# REQUIREMENTS
Leaving out the pictures, please retype each record exactly.

# DATA EXTRACT
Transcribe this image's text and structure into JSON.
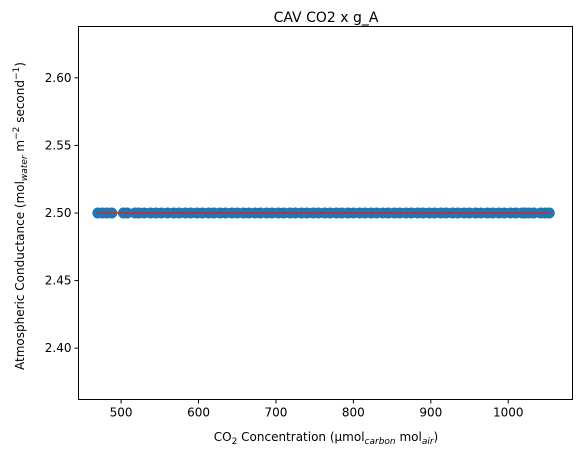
{
  "chart_data": {
    "type": "scatter",
    "title": "CAV CO2 x g_A",
    "xlabel": {
      "main": "CO",
      "sub": "2",
      "mid": " Concentration (µmol",
      "sub2": "carbon",
      "mid2": " mol",
      "sub3": "air",
      "end": ")"
    },
    "ylabel": {
      "main": "Atmospheric Conductance (mol",
      "sub": "water",
      "mid": " m",
      "sup": "−2",
      "mid2": " second",
      "sup2": "−1",
      "end": ")"
    },
    "xlim": [
      445,
      1083
    ],
    "ylim": [
      2.362,
      2.638
    ],
    "xticks": [
      500,
      600,
      700,
      800,
      900,
      1000
    ],
    "yticks": [
      "2.40",
      "2.45",
      "2.50",
      "2.55",
      "2.60"
    ],
    "ytick_values": [
      2.4,
      2.45,
      2.5,
      2.55,
      2.6
    ],
    "grid": false,
    "series": [
      {
        "kind": "scatter",
        "color": "#1f77b4",
        "x": [
          470,
          476,
          482,
          488,
          503,
          508,
          518,
          523,
          530,
          538,
          545,
          552,
          560,
          568,
          575,
          583,
          590,
          598,
          605,
          613,
          620,
          628,
          635,
          643,
          650,
          658,
          665,
          673,
          680,
          688,
          695,
          703,
          710,
          718,
          725,
          733,
          740,
          748,
          755,
          763,
          770,
          778,
          785,
          793,
          800,
          808,
          815,
          823,
          830,
          838,
          845,
          853,
          860,
          868,
          875,
          883,
          890,
          898,
          905,
          913,
          920,
          928,
          935,
          943,
          950,
          958,
          965,
          973,
          980,
          988,
          995,
          1003,
          1010,
          1018,
          1022,
          1027,
          1033,
          1042,
          1048,
          1053
        ],
        "y_constant": 2.5
      },
      {
        "kind": "line",
        "color": "#d62728",
        "x": [
          470,
          1053
        ],
        "y": [
          2.5,
          2.5
        ]
      }
    ]
  }
}
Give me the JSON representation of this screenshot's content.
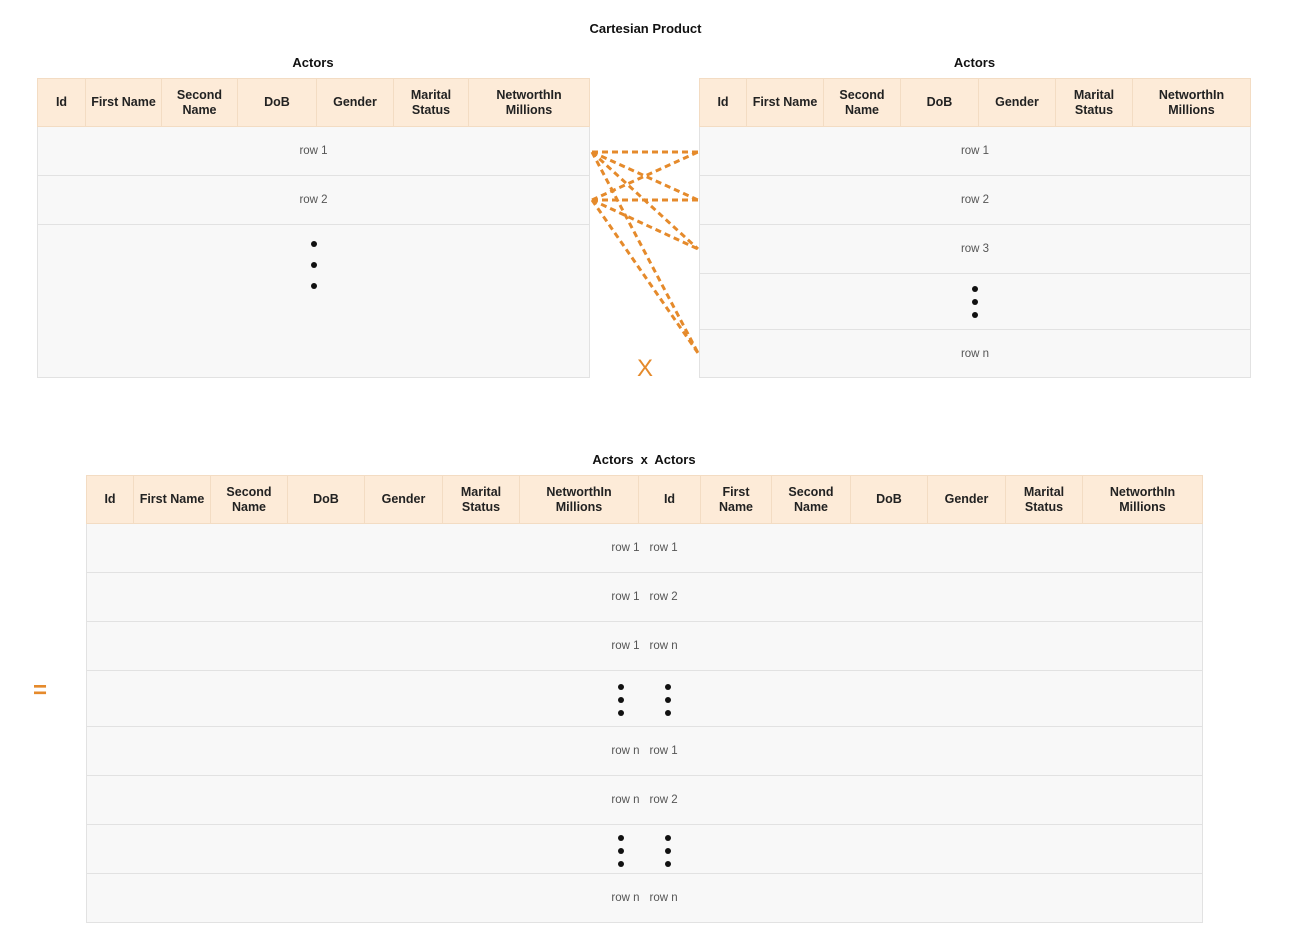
{
  "title": "Cartesian Product",
  "left_table": {
    "caption": "Actors",
    "columns": [
      "Id",
      "First Name",
      "Second Name",
      "DoB",
      "Gender",
      "Marital Status",
      "NetworthIn Millions"
    ],
    "rows": [
      "row 1",
      "row 2"
    ]
  },
  "right_table": {
    "caption": "Actors",
    "columns": [
      "Id",
      "First Name",
      "Second Name",
      "DoB",
      "Gender",
      "Marital Status",
      "NetworthIn Millions"
    ],
    "rows": [
      "row 1",
      "row 2",
      "row 3",
      "row n"
    ]
  },
  "operator_times": "X",
  "operator_equals": "=",
  "result_table": {
    "caption_left": "Actors",
    "caption_op": "x",
    "caption_right": "Actors",
    "columns": [
      "Id",
      "First Name",
      "Second Name",
      "DoB",
      "Gender",
      "Marital Status",
      "NetworthIn Millions",
      "Id",
      "First Name",
      "Second Name",
      "DoB",
      "Gender",
      "Marital Status",
      "NetworthIn Millions"
    ],
    "rows": [
      {
        "left": "row 1",
        "right": "row 1"
      },
      {
        "left": "row 1",
        "right": "row 2"
      },
      {
        "left": "row 1",
        "right": "row n"
      },
      {
        "left": "row n",
        "right": "row 1"
      },
      {
        "left": "row n",
        "right": "row 2"
      },
      {
        "left": "row n",
        "right": "row n"
      }
    ]
  },
  "colors": {
    "accent": "#e58a2b",
    "header_bg": "#fdebd8",
    "row_bg": "#f8f8f8",
    "border": "#e2e2e2"
  }
}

# ANSWER BELOW
Transcribe this image's text and structure into JSON.
{
  "chart_data": {
    "type": "scatter",
    "title": "CAV CO2 x g_A",
    "xlabel": {
      "main": "CO",
      "sub": "2",
      "mid": " Concentration (µmol",
      "sub2": "carbon",
      "mid2": " mol",
      "sub3": "air",
      "end": ")"
    },
    "ylabel": {
      "main": "Atmospheric Conductance (mol",
      "sub": "water",
      "mid": " m",
      "sup": "−2",
      "mid2": " second",
      "sup2": "−1",
      "end": ")"
    },
    "xlim": [
      445,
      1083
    ],
    "ylim": [
      2.362,
      2.638
    ],
    "xticks": [
      500,
      600,
      700,
      800,
      900,
      1000
    ],
    "yticks": [
      "2.40",
      "2.45",
      "2.50",
      "2.55",
      "2.60"
    ],
    "ytick_values": [
      2.4,
      2.45,
      2.5,
      2.55,
      2.6
    ],
    "grid": false,
    "series": [
      {
        "kind": "scatter",
        "color": "#1f77b4",
        "x": [
          470,
          476,
          482,
          488,
          503,
          508,
          518,
          523,
          530,
          538,
          545,
          552,
          560,
          568,
          575,
          583,
          590,
          598,
          605,
          613,
          620,
          628,
          635,
          643,
          650,
          658,
          665,
          673,
          680,
          688,
          695,
          703,
          710,
          718,
          725,
          733,
          740,
          748,
          755,
          763,
          770,
          778,
          785,
          793,
          800,
          808,
          815,
          823,
          830,
          838,
          845,
          853,
          860,
          868,
          875,
          883,
          890,
          898,
          905,
          913,
          920,
          928,
          935,
          943,
          950,
          958,
          965,
          973,
          980,
          988,
          995,
          1003,
          1010,
          1018,
          1022,
          1027,
          1033,
          1042,
          1048,
          1053
        ],
        "y_constant": 2.5
      },
      {
        "kind": "line",
        "color": "#d62728",
        "x": [
          470,
          1053
        ],
        "y": [
          2.5,
          2.5
        ]
      }
    ]
  }
}
Give me the JSON representation of this screenshot's content.
{
  "title": "Cartesian Product",
  "left_table": {
    "caption": "Actors",
    "columns": [
      "Id",
      "First Name",
      "Second Name",
      "DoB",
      "Gender",
      "Marital Status",
      "NetworthIn Millions"
    ],
    "rows": [
      "row 1",
      "row 2"
    ]
  },
  "right_table": {
    "caption": "Actors",
    "columns": [
      "Id",
      "First Name",
      "Second Name",
      "DoB",
      "Gender",
      "Marital Status",
      "NetworthIn Millions"
    ],
    "rows": [
      "row 1",
      "row 2",
      "row 3",
      "row n"
    ]
  },
  "operator_times": "X",
  "operator_equals": "=",
  "result_table": {
    "caption_left": "Actors",
    "caption_op": "x",
    "caption_right": "Actors",
    "columns": [
      "Id",
      "First Name",
      "Second Name",
      "DoB",
      "Gender",
      "Marital Status",
      "NetworthIn Millions",
      "Id",
      "First Name",
      "Second Name",
      "DoB",
      "Gender",
      "Marital Status",
      "NetworthIn Millions"
    ],
    "rows": [
      {
        "left": "row 1",
        "right": "row 1"
      },
      {
        "left": "row 1",
        "right": "row 2"
      },
      {
        "left": "row 1",
        "right": "row n"
      },
      {
        "left": "row n",
        "right": "row 1"
      },
      {
        "left": "row n",
        "right": "row 2"
      },
      {
        "left": "row n",
        "right": "row n"
      }
    ]
  },
  "colors": {
    "accent": "#e58a2b",
    "header_bg": "#fdebd8",
    "row_bg": "#f8f8f8",
    "border": "#e2e2e2"
  }
}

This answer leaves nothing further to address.